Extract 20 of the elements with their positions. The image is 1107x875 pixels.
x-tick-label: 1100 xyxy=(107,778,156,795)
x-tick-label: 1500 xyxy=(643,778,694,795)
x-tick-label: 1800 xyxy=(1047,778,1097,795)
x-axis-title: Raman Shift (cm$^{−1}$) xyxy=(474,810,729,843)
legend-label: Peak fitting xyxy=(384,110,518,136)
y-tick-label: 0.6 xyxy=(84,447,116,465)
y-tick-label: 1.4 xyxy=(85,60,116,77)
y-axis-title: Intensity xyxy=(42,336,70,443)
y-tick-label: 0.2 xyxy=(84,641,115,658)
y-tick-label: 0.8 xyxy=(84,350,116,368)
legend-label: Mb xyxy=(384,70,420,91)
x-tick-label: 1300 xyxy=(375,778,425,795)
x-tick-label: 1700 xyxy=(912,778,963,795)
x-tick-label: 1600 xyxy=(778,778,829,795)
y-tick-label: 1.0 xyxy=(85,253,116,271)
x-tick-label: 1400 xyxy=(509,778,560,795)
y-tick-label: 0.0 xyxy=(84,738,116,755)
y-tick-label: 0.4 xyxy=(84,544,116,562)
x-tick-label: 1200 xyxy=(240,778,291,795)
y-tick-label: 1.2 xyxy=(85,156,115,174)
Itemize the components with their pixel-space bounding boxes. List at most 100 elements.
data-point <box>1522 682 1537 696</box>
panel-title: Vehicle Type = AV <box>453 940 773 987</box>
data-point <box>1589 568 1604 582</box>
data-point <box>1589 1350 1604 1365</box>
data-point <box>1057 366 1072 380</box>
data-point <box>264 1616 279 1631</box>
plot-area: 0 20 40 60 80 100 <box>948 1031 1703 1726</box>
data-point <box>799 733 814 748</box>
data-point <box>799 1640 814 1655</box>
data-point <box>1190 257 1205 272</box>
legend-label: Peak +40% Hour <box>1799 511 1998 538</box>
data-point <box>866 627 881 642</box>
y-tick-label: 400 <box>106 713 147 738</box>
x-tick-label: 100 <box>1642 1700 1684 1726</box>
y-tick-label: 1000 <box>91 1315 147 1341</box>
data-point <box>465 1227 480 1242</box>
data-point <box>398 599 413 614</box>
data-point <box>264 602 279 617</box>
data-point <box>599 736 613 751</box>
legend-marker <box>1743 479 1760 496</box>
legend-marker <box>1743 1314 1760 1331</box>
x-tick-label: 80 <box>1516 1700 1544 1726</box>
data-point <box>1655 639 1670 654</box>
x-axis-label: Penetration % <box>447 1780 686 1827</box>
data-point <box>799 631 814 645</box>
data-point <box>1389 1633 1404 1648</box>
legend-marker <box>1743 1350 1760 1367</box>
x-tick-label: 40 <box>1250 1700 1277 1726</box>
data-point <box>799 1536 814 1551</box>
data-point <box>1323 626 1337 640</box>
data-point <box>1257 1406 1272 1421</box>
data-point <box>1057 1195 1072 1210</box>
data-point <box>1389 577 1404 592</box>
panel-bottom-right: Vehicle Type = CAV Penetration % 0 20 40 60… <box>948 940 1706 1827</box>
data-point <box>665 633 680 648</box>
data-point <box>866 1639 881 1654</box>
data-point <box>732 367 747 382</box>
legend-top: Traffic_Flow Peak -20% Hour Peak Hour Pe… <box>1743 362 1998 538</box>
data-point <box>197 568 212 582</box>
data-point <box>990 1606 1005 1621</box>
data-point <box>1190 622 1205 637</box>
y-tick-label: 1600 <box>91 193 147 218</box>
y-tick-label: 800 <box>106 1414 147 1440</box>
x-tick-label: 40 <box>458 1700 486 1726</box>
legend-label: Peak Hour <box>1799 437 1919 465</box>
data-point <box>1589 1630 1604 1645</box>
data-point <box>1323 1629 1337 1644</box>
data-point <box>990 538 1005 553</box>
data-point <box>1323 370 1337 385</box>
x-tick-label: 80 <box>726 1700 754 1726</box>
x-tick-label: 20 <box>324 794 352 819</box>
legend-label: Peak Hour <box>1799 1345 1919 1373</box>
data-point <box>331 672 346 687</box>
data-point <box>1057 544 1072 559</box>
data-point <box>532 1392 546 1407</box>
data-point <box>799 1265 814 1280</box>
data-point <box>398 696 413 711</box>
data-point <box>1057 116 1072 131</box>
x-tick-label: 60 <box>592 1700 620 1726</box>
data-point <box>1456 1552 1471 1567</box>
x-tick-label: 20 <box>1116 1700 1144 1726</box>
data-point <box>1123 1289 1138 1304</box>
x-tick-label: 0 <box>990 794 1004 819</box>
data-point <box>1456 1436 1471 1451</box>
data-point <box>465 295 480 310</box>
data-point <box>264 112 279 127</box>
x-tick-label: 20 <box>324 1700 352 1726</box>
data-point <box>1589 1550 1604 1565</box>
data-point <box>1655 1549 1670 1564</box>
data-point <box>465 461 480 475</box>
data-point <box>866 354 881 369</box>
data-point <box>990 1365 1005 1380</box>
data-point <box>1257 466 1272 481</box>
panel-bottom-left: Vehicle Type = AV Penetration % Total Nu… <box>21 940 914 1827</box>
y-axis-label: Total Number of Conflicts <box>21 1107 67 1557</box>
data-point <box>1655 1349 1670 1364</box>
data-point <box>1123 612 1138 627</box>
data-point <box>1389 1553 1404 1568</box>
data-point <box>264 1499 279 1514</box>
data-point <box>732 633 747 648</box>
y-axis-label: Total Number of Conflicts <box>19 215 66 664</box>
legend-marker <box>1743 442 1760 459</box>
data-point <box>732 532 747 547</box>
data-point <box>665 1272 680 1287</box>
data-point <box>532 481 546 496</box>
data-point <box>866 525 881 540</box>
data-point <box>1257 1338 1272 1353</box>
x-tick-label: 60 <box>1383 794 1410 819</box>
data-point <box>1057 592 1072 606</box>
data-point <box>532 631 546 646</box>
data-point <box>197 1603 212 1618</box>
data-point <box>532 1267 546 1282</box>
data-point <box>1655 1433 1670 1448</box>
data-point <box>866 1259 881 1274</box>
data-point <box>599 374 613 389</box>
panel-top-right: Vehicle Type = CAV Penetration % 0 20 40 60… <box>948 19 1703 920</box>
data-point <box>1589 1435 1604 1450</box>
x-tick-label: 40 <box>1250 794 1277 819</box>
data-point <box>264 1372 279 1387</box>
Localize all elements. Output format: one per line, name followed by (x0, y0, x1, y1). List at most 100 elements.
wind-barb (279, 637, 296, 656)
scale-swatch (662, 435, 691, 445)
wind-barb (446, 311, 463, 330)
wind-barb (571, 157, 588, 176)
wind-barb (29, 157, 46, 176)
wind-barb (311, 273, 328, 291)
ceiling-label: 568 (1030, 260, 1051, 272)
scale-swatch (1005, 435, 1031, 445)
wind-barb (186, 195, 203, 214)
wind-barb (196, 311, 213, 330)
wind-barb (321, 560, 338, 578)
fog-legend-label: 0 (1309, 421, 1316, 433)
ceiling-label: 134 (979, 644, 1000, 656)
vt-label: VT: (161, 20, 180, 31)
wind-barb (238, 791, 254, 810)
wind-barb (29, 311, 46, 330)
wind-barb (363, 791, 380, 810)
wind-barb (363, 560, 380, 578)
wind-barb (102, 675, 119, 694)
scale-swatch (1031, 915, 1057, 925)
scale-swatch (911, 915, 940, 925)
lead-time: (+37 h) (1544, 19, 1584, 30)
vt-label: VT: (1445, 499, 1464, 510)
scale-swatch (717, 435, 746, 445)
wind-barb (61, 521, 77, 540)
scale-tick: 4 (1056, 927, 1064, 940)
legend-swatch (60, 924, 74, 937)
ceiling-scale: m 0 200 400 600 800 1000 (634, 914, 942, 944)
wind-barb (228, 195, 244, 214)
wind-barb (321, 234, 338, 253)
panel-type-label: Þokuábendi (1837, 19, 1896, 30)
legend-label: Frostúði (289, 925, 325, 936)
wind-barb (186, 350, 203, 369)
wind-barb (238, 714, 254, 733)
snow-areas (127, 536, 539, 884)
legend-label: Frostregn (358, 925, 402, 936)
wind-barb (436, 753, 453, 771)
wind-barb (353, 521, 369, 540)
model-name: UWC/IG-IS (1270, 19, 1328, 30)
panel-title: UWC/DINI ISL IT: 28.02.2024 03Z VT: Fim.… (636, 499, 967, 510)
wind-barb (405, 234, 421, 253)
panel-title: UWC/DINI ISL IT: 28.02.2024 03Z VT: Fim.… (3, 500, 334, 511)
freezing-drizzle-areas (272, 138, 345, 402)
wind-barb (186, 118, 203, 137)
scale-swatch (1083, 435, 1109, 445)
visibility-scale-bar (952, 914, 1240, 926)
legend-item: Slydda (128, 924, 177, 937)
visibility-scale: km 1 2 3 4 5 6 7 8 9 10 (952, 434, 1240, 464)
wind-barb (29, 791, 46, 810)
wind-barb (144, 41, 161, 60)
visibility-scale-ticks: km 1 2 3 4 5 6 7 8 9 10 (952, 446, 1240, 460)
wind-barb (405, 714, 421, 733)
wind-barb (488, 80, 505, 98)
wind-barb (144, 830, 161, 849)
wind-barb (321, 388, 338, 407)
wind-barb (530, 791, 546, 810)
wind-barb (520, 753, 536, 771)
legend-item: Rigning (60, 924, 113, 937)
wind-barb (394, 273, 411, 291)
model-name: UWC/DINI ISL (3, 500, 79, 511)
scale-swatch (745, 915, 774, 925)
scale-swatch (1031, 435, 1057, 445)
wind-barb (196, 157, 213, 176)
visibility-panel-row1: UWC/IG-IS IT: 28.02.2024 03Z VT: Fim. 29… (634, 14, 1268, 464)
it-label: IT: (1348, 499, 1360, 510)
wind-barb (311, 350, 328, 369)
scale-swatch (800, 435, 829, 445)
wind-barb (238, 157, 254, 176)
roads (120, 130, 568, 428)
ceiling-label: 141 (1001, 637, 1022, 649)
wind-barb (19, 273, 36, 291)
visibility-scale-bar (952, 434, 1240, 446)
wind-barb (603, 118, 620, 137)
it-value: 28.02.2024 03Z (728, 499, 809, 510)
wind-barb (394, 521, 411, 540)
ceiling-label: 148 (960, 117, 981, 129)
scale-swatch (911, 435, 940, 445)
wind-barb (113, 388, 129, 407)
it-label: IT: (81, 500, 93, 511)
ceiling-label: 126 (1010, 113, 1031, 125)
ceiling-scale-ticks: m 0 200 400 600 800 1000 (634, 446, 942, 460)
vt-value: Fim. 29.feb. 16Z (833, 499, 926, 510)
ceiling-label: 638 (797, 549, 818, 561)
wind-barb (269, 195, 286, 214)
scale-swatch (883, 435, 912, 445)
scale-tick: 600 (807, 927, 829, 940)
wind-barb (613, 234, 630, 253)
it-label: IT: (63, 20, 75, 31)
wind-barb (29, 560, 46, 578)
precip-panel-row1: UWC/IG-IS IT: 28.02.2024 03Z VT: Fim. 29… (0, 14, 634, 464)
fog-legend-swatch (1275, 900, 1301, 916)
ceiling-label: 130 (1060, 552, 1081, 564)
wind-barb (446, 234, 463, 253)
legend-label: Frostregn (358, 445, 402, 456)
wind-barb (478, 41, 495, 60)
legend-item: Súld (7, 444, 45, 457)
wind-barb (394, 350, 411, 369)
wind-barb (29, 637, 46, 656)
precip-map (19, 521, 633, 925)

▸ Aim: Copy the data word for word from its first line through the line that contains "y-tick-label: 1.4 xyxy=(85,60,116,77)", including both of those lines.

▸ Solution to this exercise:
Extract 20 of the elements with their positions. The image is 1107x875 pixels.
x-tick-label: 1100 xyxy=(107,778,156,795)
x-tick-label: 1500 xyxy=(643,778,694,795)
x-tick-label: 1800 xyxy=(1047,778,1097,795)
x-axis-title: Raman Shift (cm$^{−1}$) xyxy=(474,810,729,843)
legend-label: Peak fitting xyxy=(384,110,518,136)
y-tick-label: 0.6 xyxy=(84,447,116,465)
y-tick-label: 1.4 xyxy=(85,60,116,77)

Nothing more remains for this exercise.